### Collection entries

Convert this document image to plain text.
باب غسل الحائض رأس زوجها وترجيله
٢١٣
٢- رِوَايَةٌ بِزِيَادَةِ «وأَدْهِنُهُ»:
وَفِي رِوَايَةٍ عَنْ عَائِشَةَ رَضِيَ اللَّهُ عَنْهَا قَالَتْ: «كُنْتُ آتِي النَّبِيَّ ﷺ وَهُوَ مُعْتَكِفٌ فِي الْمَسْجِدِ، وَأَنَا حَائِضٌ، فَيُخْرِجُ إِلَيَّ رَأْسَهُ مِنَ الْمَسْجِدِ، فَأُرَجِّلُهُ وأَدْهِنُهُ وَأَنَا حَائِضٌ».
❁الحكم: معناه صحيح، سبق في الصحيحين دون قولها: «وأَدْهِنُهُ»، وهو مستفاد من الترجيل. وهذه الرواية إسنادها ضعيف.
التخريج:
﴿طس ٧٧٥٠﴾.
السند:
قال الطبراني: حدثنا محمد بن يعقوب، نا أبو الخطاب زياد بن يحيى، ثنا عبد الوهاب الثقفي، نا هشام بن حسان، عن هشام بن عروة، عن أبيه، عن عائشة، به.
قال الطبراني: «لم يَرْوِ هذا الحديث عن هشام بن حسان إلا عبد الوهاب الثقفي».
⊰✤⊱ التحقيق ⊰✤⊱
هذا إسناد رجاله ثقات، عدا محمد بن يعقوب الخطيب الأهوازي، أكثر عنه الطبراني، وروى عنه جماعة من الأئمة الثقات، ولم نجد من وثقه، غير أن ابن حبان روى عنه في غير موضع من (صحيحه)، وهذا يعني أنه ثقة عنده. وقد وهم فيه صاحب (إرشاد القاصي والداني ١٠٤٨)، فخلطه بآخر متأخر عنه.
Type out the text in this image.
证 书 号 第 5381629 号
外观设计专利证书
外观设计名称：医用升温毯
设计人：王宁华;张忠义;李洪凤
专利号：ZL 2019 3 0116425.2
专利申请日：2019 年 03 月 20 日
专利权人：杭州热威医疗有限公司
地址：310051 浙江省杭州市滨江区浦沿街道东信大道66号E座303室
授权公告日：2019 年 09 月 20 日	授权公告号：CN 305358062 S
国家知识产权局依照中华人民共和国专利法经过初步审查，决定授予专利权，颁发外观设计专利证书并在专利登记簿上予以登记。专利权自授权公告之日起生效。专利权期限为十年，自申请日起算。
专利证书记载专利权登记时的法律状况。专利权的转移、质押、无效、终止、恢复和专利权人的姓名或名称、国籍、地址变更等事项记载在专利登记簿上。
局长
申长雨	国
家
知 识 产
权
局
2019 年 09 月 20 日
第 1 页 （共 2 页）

### Set exercise
Copy every line of the listing containing the string "الوهاب".

### Exercise response
قال الطبراني: حدثنا محمد بن يعقوب، نا أبو الخطاب زياد بن يحيى، ثنا عبد الوهاب الثقفي، نا هشام بن حسان، عن هشام بن عروة، عن أبيه، عن عائشة، به.
قال الطبراني: «لم يَرْوِ هذا الحديث عن هشام بن حسان إلا عبد الوهاب الثقفي».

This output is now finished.